§ **DIRECTIVE**:
Filter the entries that follow, copying every line in which the word "icon" appears.

** START RECORDS TO USE **

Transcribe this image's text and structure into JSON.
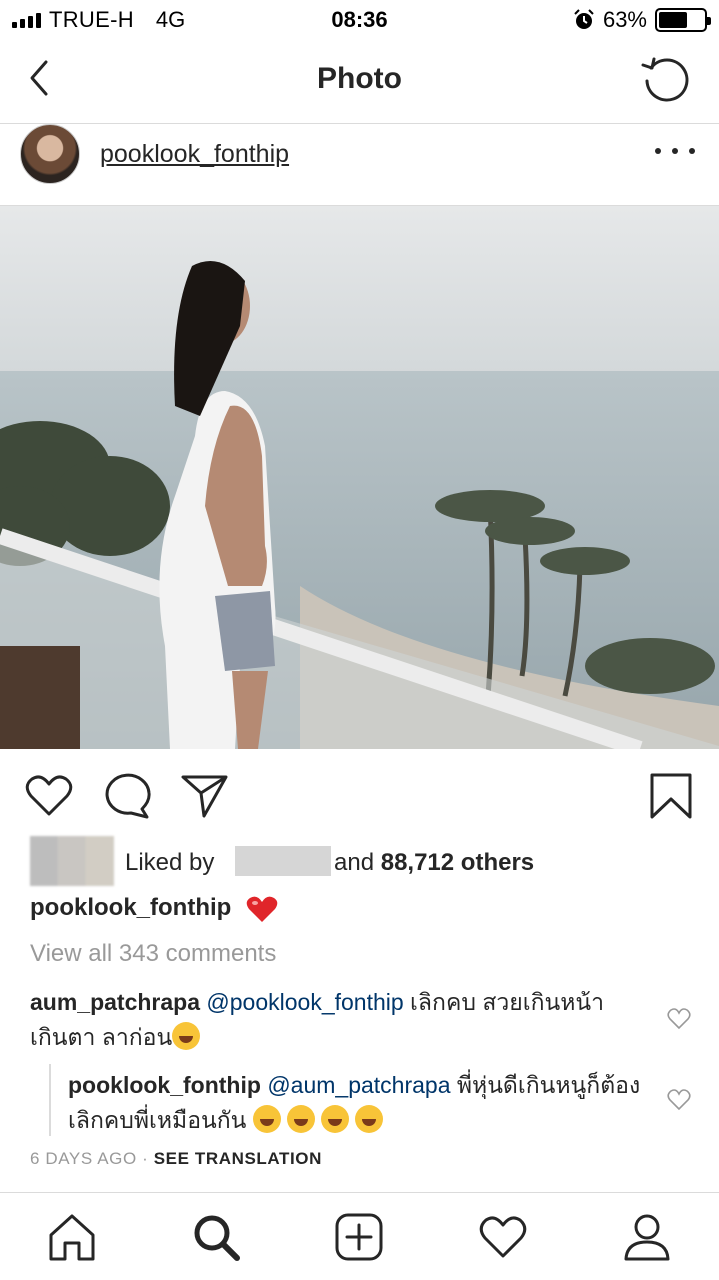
{
  "status_bar": {
    "carrier": "TRUE-H",
    "network": "4G",
    "time": "08:36",
    "battery_percent": "63%",
    "battery_level": 0.63,
    "alarm_icon": "alarm-icon"
  },
  "nav": {
    "title": "Photo",
    "back_icon": "chevron-left-icon",
    "refresh_icon": "refresh-icon"
  },
  "post": {
    "username": "pooklook_fonthip",
    "more_icon": "more-dots-icon",
    "likes": {
      "prefix": "Liked by",
      "mid": "and",
      "count": "88,712 others"
    },
    "caption": {
      "username": "pooklook_fonthip",
      "emoji": "red-heart-emoji"
    },
    "view_all": "View all 343 comments",
    "comments": [
      {
        "user": "aum_patchrapa",
        "mention": "@pooklook_fonthip",
        "text": " เลิกคบ สวยเกินหน้าเกินตา ลาก่อน"
      },
      {
        "user": "pooklook_fonthip",
        "mention": "@aum_patchrapa",
        "text": " พี่หุ่นดีเกินหนูก็ต้องเลิกคบพี่เหมือนกัน "
      }
    ],
    "timestamp": "6 DAYS AGO",
    "separator": "·",
    "translate": "SEE TRANSLATION"
  },
  "colors": {
    "text": "#262626",
    "muted": "#999999",
    "mention": "#003569",
    "heart": "#ed4956",
    "divider": "#dbdbdb"
  }
}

** END RECORDS TO USE **

§ **SOLUTION BELOW**:
    "alarm_icon": "alarm-icon"
    "back_icon": "chevron-left-icon",
    "refresh_icon": "refresh-icon"
    "more_icon": "more-dots-icon",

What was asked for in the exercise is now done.